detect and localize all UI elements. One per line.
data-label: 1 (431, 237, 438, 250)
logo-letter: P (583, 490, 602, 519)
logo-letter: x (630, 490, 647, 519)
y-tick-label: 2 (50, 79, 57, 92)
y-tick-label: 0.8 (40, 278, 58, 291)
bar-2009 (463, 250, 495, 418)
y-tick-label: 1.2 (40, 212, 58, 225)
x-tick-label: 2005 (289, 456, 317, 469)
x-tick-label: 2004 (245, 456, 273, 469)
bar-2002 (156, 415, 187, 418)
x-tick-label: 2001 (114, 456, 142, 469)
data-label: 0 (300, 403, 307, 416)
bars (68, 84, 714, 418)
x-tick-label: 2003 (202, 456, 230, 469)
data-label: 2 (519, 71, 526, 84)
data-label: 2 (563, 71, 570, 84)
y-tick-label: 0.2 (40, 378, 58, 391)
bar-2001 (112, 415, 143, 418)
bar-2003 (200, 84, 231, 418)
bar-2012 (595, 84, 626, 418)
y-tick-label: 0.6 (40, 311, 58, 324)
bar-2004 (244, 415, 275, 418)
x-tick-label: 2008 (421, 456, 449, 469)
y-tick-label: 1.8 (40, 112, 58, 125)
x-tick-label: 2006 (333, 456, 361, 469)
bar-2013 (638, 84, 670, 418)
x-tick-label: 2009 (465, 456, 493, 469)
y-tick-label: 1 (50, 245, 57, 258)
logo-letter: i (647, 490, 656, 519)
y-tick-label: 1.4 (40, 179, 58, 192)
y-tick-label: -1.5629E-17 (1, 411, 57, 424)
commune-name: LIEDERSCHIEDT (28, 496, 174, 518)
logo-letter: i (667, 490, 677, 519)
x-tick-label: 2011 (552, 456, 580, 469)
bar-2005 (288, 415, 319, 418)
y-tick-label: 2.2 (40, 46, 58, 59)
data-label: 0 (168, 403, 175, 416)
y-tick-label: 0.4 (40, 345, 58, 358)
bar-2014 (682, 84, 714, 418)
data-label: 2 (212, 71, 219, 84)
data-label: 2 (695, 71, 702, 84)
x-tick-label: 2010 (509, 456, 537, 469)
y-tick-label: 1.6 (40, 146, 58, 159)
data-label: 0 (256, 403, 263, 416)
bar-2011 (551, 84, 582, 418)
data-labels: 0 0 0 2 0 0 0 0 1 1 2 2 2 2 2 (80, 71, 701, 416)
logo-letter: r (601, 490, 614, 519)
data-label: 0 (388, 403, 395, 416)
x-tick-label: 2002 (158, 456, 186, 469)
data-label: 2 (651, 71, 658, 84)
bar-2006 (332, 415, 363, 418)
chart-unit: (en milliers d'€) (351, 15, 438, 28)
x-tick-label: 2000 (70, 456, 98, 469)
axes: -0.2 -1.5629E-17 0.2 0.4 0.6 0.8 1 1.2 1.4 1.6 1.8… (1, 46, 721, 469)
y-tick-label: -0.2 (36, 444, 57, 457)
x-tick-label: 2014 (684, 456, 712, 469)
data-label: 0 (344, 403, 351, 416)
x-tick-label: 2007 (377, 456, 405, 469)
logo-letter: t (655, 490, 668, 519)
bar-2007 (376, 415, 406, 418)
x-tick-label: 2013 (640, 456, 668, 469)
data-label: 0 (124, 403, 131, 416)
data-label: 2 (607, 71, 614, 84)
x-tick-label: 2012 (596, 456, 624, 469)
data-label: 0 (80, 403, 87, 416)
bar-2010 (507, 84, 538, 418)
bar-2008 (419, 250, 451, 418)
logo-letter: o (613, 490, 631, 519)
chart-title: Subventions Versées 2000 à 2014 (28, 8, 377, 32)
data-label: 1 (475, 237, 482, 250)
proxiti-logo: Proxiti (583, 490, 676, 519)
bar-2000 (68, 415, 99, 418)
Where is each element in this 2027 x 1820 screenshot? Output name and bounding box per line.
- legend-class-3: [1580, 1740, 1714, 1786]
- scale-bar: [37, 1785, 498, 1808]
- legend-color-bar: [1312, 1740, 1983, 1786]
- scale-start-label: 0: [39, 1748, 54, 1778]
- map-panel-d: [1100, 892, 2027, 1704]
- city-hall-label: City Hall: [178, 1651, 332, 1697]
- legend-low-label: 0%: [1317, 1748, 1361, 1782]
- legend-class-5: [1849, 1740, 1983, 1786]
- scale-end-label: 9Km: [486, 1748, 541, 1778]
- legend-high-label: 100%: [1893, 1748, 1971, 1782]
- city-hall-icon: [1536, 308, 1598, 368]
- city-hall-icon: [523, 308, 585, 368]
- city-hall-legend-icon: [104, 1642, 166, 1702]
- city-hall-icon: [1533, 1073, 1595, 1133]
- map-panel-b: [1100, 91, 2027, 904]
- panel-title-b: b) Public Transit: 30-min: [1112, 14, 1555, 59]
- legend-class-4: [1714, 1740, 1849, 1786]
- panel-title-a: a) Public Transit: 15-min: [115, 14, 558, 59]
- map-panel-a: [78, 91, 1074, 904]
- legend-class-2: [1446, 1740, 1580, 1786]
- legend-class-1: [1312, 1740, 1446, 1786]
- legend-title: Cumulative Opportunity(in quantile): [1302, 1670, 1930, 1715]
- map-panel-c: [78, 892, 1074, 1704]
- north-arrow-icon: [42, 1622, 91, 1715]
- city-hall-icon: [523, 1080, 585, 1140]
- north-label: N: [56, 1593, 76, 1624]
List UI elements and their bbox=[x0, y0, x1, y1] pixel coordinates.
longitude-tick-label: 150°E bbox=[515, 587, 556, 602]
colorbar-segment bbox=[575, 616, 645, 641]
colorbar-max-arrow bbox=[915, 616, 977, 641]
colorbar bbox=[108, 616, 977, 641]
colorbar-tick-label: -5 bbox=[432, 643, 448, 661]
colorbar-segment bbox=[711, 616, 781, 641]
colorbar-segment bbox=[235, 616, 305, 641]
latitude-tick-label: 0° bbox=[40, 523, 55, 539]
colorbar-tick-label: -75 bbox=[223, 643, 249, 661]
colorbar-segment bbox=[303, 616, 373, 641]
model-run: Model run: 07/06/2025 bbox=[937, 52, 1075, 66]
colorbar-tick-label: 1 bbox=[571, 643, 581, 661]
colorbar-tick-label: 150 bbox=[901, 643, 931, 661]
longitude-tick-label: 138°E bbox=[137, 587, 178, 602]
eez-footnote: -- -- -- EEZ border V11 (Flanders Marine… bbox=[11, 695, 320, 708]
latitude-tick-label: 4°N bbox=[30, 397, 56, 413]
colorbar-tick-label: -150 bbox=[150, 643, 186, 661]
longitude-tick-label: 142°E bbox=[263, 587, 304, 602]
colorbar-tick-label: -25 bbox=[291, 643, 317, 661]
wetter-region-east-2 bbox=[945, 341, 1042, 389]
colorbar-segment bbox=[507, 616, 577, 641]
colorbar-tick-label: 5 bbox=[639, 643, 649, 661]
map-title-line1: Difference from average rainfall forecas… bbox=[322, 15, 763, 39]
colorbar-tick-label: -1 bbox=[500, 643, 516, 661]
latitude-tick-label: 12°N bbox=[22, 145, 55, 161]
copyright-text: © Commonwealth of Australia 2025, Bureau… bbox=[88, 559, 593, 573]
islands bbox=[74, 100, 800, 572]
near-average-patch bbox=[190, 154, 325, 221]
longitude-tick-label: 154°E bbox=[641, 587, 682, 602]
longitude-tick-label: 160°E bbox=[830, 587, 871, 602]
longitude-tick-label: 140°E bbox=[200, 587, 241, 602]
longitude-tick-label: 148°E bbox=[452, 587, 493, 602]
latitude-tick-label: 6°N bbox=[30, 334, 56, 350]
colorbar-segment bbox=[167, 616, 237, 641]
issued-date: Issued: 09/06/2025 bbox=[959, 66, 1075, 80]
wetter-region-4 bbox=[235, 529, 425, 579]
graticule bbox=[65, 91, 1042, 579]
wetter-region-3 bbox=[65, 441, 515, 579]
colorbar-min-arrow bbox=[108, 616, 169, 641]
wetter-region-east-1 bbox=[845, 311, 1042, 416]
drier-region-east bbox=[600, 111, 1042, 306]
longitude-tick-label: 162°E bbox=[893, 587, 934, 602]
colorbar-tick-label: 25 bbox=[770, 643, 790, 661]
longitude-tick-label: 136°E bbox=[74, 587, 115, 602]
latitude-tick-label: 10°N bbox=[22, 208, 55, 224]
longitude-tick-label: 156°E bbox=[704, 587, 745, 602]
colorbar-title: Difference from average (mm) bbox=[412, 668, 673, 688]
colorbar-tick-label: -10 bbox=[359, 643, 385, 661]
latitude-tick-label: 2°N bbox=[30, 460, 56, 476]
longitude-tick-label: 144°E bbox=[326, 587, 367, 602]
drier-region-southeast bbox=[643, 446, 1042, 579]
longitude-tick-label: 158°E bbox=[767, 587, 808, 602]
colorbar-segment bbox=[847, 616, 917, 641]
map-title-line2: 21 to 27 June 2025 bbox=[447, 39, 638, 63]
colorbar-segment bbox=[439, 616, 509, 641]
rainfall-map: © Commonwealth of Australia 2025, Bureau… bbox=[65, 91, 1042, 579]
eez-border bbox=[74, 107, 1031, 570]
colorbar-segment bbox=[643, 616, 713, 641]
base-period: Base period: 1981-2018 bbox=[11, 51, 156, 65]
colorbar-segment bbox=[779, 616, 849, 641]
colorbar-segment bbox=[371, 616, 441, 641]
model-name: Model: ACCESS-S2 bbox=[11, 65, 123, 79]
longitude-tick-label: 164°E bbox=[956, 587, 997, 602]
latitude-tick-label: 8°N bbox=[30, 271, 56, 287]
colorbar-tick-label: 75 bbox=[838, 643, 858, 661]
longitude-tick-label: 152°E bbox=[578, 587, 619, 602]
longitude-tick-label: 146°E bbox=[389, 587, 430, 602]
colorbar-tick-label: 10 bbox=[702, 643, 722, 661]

## [TASK TO COMPLETE]
Reproduce the data above without alteration, beginning with its first line and ending with the line that contains "data-label: 0 (344, 403, 351, 416)", which is included.

## [OUTPUT OF THE TASK]
detect and localize all UI elements. One per line.
data-label: 1 (431, 237, 438, 250)
logo-letter: P (583, 490, 602, 519)
logo-letter: x (630, 490, 647, 519)
y-tick-label: 2 (50, 79, 57, 92)
y-tick-label: 0.8 (40, 278, 58, 291)
bar-2009 (463, 250, 495, 418)
y-tick-label: 1.2 (40, 212, 58, 225)
x-tick-label: 2005 (289, 456, 317, 469)
x-tick-label: 2004 (245, 456, 273, 469)
bar-2002 (156, 415, 187, 418)
x-tick-label: 2001 (114, 456, 142, 469)
data-label: 0 (300, 403, 307, 416)
bars (68, 84, 714, 418)
x-tick-label: 2003 (202, 456, 230, 469)
data-label: 2 (519, 71, 526, 84)
data-label: 2 (563, 71, 570, 84)
y-tick-label: 0.2 (40, 378, 58, 391)
bar-2001 (112, 415, 143, 418)
bar-2003 (200, 84, 231, 418)
bar-2012 (595, 84, 626, 418)
y-tick-label: 0.6 (40, 311, 58, 324)
bar-2004 (244, 415, 275, 418)
x-tick-label: 2008 (421, 456, 449, 469)
y-tick-label: 1.8 (40, 112, 58, 125)
x-tick-label: 2006 (333, 456, 361, 469)
bar-2013 (638, 84, 670, 418)
x-tick-label: 2009 (465, 456, 493, 469)
y-tick-label: 1 (50, 245, 57, 258)
logo-letter: i (647, 490, 656, 519)
y-tick-label: 1.4 (40, 179, 58, 192)
y-tick-label: -1.5629E-17 (1, 411, 57, 424)
commune-name: LIEDERSCHIEDT (28, 496, 174, 518)
logo-letter: i (667, 490, 677, 519)
x-tick-label: 2011 (552, 456, 580, 469)
bar-2005 (288, 415, 319, 418)
y-tick-label: 2.2 (40, 46, 58, 59)
data-label: 0 (168, 403, 175, 416)
y-tick-label: 0.4 (40, 345, 58, 358)
bar-2014 (682, 84, 714, 418)
data-label: 2 (212, 71, 219, 84)
data-label: 2 (695, 71, 702, 84)
x-tick-label: 2010 (509, 456, 537, 469)
y-tick-label: 1.6 (40, 146, 58, 159)
data-label: 0 (256, 403, 263, 416)
bar-2011 (551, 84, 582, 418)
data-labels: 0 0 0 2 0 0 0 0 1 1 2 2 2 2 2 (80, 71, 701, 416)
logo-letter: r (601, 490, 614, 519)
data-label: 0 (388, 403, 395, 416)
x-tick-label: 2002 (158, 456, 186, 469)
data-label: 2 (651, 71, 658, 84)
bar-2006 (332, 415, 363, 418)
chart-unit: (en milliers d'€) (351, 15, 438, 28)
x-tick-label: 2000 (70, 456, 98, 469)
axes: -0.2 -1.5629E-17 0.2 0.4 0.6 0.8 1 1.2 1.4 1.6 1.8… (1, 46, 721, 469)
y-tick-label: -0.2 (36, 444, 57, 457)
x-tick-label: 2014 (684, 456, 712, 469)
data-label: 0 (344, 403, 351, 416)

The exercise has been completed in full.